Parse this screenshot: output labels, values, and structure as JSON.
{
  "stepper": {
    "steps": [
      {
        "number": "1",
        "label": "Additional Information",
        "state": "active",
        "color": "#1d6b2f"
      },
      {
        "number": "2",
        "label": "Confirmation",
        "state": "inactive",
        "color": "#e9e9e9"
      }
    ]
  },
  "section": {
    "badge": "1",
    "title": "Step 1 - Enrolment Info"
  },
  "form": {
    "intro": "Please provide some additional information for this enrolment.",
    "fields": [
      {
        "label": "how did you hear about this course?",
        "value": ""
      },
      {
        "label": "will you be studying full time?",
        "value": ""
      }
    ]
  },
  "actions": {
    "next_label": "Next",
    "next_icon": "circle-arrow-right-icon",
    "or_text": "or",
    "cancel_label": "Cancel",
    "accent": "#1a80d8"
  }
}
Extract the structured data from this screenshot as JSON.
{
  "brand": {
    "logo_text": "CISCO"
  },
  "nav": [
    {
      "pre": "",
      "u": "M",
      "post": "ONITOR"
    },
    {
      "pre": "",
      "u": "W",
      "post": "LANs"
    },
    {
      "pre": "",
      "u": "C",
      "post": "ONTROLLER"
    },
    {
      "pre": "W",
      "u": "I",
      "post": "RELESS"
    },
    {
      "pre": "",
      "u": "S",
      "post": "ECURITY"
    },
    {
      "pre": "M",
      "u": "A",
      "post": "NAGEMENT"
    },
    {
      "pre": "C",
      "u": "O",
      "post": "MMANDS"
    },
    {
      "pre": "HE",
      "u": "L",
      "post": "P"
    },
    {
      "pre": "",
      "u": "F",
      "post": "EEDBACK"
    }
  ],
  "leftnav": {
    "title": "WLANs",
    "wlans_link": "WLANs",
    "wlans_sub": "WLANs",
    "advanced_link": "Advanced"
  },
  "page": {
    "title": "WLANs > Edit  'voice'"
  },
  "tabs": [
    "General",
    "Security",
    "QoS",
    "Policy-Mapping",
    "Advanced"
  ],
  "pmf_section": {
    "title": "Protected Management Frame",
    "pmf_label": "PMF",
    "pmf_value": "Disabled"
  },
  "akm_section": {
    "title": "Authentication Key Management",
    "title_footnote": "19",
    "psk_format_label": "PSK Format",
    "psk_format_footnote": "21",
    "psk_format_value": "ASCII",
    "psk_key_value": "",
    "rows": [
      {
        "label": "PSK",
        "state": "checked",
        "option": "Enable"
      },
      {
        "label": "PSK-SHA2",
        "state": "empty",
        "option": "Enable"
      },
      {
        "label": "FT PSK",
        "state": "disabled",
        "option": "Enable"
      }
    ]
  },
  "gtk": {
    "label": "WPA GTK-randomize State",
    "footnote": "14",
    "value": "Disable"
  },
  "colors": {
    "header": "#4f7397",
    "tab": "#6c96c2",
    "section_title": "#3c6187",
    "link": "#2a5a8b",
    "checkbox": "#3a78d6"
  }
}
--
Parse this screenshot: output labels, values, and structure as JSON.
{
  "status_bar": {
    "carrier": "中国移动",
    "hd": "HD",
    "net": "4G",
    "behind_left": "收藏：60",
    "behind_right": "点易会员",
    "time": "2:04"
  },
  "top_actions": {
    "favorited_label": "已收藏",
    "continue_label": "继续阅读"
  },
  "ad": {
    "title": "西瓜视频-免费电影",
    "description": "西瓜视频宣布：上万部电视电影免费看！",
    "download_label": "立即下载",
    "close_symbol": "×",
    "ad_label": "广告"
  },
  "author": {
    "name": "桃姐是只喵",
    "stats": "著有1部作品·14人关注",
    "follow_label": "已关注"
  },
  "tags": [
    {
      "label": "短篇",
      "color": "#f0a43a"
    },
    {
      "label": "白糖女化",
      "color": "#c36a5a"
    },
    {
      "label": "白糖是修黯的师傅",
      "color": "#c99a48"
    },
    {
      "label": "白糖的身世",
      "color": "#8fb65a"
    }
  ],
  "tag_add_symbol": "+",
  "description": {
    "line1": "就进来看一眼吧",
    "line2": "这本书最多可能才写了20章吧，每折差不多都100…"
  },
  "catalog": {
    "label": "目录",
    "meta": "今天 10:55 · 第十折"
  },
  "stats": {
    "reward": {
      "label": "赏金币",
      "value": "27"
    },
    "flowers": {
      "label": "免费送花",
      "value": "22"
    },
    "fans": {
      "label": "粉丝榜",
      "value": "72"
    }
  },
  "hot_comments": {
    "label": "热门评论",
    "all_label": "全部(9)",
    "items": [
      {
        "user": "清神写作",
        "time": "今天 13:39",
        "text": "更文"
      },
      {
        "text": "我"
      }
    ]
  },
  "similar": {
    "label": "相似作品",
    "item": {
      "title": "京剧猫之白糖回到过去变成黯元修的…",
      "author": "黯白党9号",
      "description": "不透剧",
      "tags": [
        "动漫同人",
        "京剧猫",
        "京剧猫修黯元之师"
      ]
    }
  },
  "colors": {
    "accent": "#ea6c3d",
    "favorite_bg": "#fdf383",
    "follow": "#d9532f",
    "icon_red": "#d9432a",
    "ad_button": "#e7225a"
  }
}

→ **Given request**: Select from the material above each line in which the string "post" appears, and list those lines.

→ **Completed exercise**:
      "post": "ONITOR"
      "post": "LANs"
      "post": "ONTROLLER"
      "post": "RELESS"
      "post": "ECURITY"
      "post": "NAGEMENT"
      "post": "MMANDS"
      "post": "P"
      "post": "EEDBACK"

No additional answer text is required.